_Task brief_. Each line containing the word "산정하고" must be reported.

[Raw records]
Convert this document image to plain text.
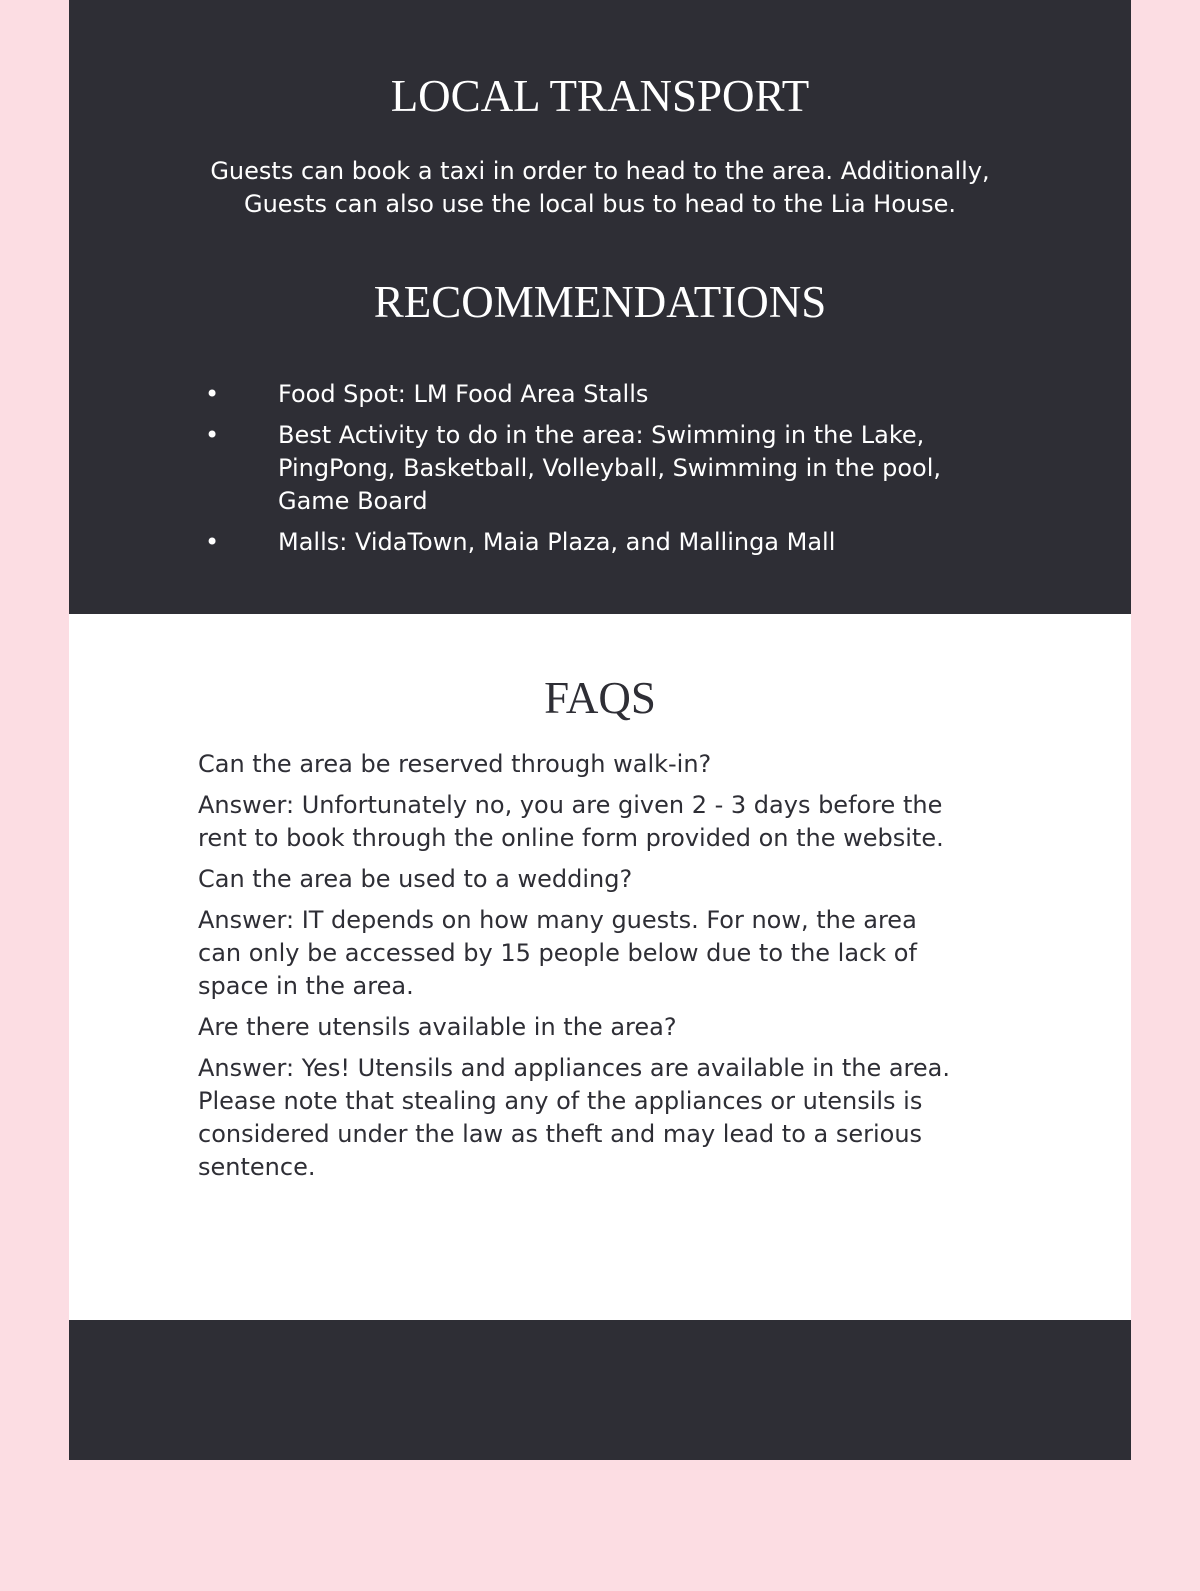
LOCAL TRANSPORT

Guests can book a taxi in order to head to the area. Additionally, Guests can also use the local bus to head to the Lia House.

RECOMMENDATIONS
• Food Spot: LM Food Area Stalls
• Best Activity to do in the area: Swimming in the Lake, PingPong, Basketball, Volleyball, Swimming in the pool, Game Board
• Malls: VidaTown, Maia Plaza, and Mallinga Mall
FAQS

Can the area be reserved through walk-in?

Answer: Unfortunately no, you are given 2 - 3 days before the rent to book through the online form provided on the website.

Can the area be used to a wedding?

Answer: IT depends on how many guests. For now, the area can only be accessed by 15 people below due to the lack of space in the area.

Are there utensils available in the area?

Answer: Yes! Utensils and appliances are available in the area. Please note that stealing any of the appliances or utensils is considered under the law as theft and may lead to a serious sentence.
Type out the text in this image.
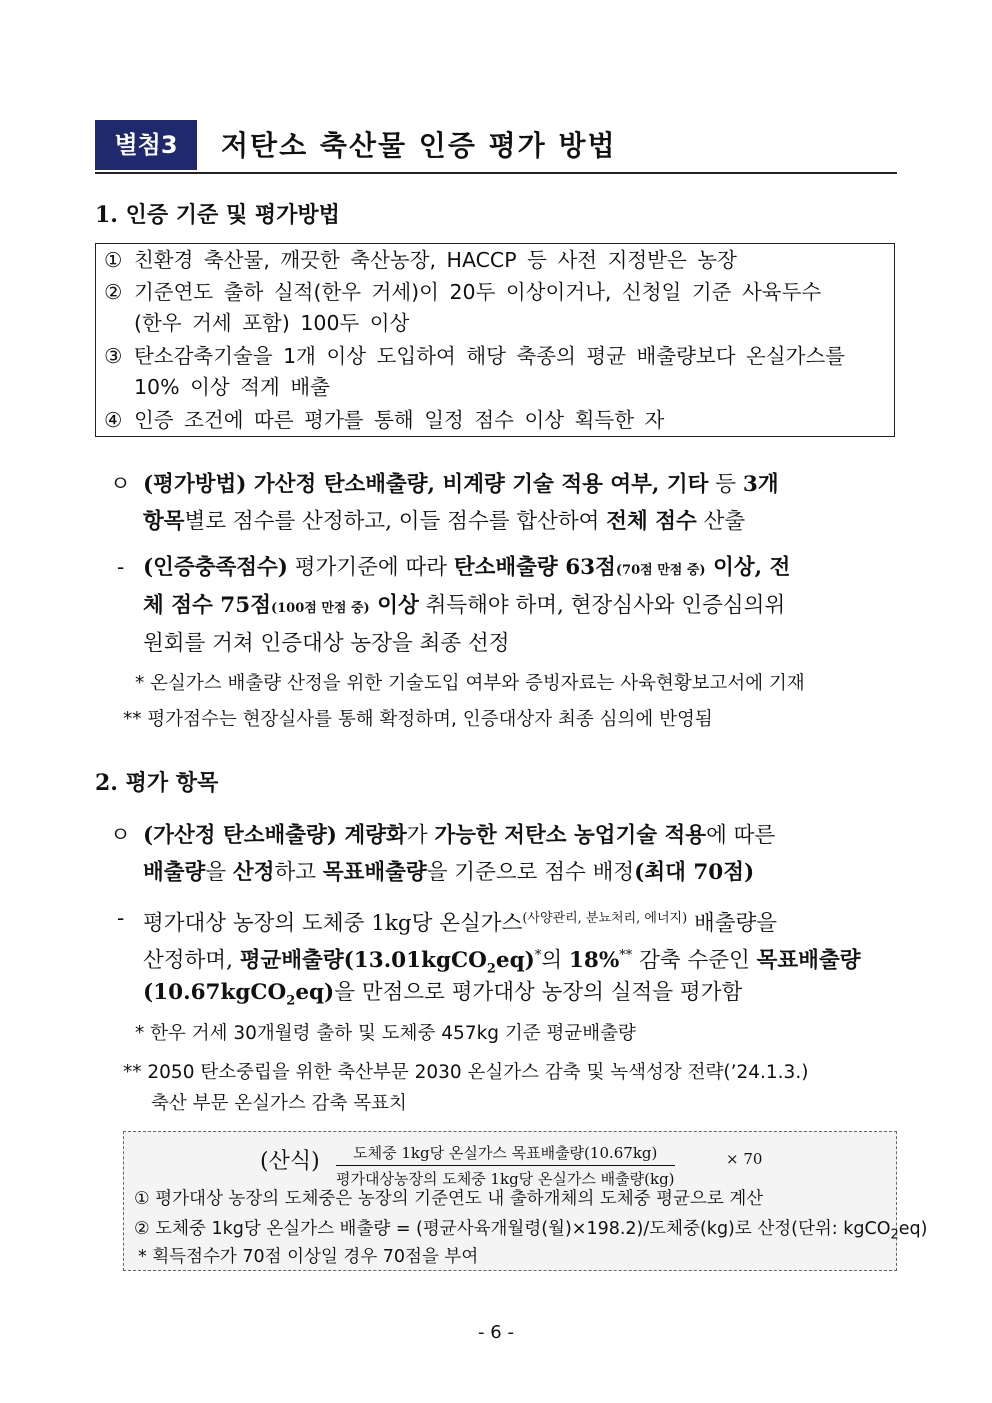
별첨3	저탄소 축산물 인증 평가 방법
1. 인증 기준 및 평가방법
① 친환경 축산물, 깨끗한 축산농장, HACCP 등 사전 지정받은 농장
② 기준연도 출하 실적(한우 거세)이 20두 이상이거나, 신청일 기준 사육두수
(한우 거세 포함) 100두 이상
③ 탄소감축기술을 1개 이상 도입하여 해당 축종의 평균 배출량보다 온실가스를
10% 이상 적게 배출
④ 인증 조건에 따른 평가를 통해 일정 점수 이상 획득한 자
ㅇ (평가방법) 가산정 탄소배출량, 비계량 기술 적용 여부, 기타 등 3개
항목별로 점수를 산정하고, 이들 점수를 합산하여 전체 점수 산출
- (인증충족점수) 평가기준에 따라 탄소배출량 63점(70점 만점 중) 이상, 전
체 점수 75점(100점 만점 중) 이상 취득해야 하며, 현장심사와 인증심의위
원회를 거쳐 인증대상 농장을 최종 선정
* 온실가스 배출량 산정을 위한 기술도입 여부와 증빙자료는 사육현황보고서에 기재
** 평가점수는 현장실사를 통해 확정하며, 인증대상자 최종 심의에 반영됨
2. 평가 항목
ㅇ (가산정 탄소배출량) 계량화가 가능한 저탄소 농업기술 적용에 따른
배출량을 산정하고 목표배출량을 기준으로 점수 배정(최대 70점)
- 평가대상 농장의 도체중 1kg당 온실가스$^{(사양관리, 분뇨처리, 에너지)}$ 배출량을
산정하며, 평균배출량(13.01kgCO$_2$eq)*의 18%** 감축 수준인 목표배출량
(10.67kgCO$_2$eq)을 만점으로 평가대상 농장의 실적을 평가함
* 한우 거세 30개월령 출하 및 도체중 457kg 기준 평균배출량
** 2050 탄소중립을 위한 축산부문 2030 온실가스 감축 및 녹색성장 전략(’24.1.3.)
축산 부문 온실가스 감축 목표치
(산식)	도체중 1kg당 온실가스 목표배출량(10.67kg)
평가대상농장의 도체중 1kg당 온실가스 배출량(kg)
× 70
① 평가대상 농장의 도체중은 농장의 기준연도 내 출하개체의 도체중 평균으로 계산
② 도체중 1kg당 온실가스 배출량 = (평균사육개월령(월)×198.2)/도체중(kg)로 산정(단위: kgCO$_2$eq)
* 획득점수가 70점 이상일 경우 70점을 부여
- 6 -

_Worked answer_.
항목별로 점수를 산정하고, 이들 점수를 합산하여 전체 점수 산출
배출량을 산정하고 목표배출량을 기준으로 점수 배정(최대 70점)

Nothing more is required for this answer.